Stated problem :: Scan the data. Collect each line that contains the word "start".

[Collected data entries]
(begin)

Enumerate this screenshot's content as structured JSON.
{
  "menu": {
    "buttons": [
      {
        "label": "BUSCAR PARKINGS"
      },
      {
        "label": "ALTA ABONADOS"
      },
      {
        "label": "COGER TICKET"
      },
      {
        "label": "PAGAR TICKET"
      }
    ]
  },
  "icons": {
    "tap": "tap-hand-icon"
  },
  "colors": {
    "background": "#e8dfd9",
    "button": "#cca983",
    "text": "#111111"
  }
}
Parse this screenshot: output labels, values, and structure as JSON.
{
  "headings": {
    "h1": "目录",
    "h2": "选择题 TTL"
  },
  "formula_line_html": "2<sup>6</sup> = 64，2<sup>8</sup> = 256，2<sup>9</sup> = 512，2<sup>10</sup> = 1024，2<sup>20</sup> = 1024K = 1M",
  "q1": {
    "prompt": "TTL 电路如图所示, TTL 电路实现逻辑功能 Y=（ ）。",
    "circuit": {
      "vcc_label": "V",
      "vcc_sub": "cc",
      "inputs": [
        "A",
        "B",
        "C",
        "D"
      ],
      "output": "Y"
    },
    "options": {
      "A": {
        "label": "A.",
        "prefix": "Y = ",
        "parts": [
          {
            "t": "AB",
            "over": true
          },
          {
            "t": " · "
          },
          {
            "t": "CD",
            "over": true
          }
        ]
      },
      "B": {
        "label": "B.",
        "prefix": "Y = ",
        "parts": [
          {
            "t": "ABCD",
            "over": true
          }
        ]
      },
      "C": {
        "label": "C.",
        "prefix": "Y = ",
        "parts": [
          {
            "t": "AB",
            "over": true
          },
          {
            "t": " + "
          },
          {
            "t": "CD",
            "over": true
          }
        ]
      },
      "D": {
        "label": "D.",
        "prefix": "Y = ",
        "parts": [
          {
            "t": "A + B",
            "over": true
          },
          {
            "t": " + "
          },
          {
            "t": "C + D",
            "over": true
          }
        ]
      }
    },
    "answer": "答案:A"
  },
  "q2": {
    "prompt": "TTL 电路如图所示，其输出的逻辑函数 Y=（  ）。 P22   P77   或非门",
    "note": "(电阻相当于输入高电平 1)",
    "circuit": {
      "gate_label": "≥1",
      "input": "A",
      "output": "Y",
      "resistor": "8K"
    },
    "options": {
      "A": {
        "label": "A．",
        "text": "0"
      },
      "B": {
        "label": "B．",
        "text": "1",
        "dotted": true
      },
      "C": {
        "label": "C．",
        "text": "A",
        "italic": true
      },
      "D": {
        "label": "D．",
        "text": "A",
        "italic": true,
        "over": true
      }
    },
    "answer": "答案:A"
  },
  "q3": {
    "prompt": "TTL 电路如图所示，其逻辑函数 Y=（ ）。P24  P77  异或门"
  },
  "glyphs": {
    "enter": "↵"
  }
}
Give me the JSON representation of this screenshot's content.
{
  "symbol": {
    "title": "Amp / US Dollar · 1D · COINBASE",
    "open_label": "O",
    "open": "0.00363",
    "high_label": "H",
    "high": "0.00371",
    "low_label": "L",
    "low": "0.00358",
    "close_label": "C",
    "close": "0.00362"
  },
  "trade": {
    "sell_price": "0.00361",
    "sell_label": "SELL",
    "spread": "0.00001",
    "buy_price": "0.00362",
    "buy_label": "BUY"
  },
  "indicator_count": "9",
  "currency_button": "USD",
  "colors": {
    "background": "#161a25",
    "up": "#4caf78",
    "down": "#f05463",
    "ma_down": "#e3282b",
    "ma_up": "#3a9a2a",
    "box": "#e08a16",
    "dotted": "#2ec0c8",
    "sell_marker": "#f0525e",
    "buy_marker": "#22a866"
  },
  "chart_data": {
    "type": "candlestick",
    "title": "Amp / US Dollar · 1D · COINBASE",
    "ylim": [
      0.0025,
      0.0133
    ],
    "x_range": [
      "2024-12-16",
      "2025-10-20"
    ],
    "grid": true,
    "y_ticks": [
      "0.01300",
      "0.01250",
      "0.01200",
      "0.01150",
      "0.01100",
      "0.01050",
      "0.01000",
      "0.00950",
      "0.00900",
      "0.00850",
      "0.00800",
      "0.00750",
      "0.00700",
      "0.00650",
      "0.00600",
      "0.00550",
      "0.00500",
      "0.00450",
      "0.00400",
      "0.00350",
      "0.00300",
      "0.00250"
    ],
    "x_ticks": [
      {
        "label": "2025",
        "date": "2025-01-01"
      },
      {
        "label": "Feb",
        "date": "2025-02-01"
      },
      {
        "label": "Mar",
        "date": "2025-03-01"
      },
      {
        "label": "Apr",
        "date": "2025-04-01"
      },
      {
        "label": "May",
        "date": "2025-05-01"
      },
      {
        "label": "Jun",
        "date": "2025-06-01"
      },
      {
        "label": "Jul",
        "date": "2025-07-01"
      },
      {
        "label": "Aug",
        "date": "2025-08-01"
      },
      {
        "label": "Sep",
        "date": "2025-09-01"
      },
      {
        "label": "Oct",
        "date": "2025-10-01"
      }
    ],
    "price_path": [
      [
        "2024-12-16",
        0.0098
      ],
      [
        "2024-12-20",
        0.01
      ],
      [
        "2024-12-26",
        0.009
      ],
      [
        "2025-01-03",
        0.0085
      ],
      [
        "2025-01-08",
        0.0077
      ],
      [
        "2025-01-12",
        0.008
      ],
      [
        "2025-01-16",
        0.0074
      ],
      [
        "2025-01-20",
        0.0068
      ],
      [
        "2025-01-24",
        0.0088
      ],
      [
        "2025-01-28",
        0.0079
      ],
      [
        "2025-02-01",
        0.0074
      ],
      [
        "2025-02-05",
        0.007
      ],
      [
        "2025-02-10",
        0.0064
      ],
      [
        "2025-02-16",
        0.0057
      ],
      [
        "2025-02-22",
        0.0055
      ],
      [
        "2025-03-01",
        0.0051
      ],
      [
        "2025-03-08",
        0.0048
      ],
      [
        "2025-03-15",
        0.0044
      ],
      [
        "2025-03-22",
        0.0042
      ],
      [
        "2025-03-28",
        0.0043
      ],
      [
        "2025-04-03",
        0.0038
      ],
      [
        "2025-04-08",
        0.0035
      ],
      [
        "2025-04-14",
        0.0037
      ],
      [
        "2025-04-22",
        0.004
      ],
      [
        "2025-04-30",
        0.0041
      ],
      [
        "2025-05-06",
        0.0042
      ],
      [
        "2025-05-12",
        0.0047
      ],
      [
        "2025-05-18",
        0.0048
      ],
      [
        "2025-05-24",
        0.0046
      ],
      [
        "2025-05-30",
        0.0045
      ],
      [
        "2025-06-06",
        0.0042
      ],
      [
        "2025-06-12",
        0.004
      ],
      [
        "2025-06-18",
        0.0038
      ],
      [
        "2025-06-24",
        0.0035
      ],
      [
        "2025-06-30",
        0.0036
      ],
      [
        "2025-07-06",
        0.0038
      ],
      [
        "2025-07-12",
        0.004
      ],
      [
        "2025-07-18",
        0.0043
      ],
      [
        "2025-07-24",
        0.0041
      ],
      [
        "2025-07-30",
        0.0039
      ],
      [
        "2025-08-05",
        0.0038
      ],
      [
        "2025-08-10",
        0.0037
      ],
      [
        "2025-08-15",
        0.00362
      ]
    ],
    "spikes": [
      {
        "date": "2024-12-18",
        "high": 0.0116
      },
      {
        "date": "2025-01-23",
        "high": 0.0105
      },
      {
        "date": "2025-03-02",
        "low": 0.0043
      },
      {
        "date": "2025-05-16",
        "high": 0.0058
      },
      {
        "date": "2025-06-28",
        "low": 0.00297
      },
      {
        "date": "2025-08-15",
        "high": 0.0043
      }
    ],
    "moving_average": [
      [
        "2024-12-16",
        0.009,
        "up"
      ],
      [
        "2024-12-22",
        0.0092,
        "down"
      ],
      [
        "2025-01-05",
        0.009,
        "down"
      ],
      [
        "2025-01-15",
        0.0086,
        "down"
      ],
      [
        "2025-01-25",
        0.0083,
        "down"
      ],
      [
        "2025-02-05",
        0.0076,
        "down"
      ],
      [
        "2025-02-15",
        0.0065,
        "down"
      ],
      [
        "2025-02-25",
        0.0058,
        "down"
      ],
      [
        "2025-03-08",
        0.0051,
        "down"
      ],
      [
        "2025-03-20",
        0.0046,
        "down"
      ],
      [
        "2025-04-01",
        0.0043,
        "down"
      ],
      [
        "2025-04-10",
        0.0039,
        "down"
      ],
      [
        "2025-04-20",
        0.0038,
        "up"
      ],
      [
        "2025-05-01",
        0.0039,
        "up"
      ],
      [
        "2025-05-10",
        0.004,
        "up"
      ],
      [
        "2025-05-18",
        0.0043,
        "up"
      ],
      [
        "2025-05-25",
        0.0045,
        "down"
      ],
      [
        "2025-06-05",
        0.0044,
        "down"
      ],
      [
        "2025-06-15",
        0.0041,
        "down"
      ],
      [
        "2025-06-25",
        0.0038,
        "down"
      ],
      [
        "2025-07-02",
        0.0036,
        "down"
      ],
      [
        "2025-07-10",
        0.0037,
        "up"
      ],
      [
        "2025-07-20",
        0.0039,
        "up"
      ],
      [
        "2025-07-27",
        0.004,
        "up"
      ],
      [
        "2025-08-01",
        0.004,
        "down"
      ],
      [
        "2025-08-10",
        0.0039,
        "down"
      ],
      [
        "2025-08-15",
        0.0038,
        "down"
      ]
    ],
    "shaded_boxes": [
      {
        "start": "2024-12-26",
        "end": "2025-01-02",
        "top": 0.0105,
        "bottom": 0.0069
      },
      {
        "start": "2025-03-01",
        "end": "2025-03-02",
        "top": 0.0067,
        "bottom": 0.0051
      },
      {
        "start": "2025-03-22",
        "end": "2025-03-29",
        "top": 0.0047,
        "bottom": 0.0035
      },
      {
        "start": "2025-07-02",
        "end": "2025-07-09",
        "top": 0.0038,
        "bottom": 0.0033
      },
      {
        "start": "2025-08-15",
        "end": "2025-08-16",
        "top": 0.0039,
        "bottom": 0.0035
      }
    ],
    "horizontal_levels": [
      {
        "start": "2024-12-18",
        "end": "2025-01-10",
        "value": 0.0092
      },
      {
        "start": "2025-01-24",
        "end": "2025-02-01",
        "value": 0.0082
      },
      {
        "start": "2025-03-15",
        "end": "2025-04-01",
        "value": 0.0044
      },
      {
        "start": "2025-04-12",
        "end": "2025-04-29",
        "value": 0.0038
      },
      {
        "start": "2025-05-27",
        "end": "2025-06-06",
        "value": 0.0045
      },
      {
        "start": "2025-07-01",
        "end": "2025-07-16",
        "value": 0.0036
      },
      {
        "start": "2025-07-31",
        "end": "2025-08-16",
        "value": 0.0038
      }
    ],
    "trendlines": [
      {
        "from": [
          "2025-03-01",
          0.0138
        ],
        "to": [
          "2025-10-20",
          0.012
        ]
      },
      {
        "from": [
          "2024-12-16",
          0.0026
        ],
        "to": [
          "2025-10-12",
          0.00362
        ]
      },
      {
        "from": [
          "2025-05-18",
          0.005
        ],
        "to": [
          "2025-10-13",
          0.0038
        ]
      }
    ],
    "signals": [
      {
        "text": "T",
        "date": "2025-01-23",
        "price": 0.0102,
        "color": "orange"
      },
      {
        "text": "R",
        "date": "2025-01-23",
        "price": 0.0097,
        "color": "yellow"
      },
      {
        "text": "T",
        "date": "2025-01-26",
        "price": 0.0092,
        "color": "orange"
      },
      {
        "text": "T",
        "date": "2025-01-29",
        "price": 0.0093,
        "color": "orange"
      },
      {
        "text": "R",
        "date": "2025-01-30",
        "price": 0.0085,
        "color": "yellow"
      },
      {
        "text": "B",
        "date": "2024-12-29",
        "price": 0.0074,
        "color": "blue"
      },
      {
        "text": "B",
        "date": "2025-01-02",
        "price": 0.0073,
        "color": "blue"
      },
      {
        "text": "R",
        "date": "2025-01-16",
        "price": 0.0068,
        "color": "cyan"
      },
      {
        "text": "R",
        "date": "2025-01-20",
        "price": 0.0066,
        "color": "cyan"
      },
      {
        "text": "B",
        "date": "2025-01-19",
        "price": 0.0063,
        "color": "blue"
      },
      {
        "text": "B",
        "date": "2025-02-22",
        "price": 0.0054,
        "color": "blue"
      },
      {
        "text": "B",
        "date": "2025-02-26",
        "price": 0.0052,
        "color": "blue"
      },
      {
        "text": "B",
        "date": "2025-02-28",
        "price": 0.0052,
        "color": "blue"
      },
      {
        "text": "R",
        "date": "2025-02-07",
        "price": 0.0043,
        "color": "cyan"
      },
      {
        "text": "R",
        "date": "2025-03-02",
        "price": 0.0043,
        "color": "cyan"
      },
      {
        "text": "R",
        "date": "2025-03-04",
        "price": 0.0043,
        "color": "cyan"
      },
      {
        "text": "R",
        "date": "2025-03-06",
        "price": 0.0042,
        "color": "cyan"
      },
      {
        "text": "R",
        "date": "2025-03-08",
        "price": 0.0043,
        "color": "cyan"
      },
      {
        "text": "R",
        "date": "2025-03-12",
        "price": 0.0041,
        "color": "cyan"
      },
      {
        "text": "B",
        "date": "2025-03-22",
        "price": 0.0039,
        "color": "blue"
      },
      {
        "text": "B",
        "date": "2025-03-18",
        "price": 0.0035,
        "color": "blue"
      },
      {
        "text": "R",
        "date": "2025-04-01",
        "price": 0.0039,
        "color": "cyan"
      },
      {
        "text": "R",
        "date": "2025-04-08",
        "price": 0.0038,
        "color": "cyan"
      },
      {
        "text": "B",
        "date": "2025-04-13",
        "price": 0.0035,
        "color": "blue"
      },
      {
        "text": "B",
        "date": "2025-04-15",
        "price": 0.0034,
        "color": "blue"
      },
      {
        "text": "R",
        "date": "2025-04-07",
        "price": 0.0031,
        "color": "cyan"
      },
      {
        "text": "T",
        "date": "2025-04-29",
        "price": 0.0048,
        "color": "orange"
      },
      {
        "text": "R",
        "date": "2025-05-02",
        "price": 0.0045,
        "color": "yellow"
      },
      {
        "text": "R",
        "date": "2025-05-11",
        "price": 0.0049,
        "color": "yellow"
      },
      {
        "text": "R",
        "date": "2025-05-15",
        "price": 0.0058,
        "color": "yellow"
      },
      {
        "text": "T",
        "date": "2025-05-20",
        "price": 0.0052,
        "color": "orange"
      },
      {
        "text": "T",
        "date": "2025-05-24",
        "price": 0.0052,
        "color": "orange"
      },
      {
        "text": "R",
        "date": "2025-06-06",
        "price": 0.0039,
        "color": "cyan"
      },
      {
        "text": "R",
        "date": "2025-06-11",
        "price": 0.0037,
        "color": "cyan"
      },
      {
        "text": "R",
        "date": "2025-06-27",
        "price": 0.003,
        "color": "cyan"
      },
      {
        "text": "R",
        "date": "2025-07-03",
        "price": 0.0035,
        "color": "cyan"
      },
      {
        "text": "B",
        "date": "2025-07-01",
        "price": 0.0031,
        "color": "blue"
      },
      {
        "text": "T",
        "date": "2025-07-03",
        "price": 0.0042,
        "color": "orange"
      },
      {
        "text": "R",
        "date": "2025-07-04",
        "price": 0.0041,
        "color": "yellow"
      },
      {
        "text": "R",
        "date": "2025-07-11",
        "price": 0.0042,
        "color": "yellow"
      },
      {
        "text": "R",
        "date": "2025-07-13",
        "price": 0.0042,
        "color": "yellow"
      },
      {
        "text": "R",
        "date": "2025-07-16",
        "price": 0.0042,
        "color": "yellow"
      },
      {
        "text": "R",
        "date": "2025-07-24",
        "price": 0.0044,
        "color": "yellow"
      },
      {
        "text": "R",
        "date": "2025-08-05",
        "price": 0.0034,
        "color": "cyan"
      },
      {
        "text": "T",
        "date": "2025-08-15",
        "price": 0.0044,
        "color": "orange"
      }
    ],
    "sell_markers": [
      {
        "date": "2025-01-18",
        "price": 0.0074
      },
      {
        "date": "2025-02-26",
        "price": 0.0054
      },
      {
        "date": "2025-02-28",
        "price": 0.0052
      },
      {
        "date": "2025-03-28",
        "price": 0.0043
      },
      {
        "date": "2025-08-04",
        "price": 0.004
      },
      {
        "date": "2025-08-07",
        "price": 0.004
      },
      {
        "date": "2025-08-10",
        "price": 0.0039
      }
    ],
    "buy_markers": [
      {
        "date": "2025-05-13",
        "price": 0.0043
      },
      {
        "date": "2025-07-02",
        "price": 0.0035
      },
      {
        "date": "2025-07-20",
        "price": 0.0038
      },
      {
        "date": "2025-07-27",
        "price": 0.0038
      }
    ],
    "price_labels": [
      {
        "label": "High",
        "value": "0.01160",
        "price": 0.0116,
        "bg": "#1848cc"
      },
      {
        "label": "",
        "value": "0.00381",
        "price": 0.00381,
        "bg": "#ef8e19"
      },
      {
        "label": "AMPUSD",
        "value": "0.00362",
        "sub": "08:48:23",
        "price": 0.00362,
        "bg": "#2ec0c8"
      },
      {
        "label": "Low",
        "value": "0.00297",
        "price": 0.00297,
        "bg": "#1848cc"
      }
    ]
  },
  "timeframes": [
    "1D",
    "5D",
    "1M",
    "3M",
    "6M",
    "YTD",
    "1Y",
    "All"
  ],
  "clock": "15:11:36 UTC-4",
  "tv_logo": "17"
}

(end)

Problem solution ::
        "start": "2024-12-26",
        "start": "2025-03-01",
        "start": "2025-03-22",
        "start": "2025-07-02",
        "start": "2025-08-15",
        "start": "2024-12-18",
        "start": "2025-01-24",
        "start": "2025-03-15",
        "start": "2025-04-12",
        "start": "2025-05-27",
        "start": "2025-07-01",
        "start": "2025-07-31",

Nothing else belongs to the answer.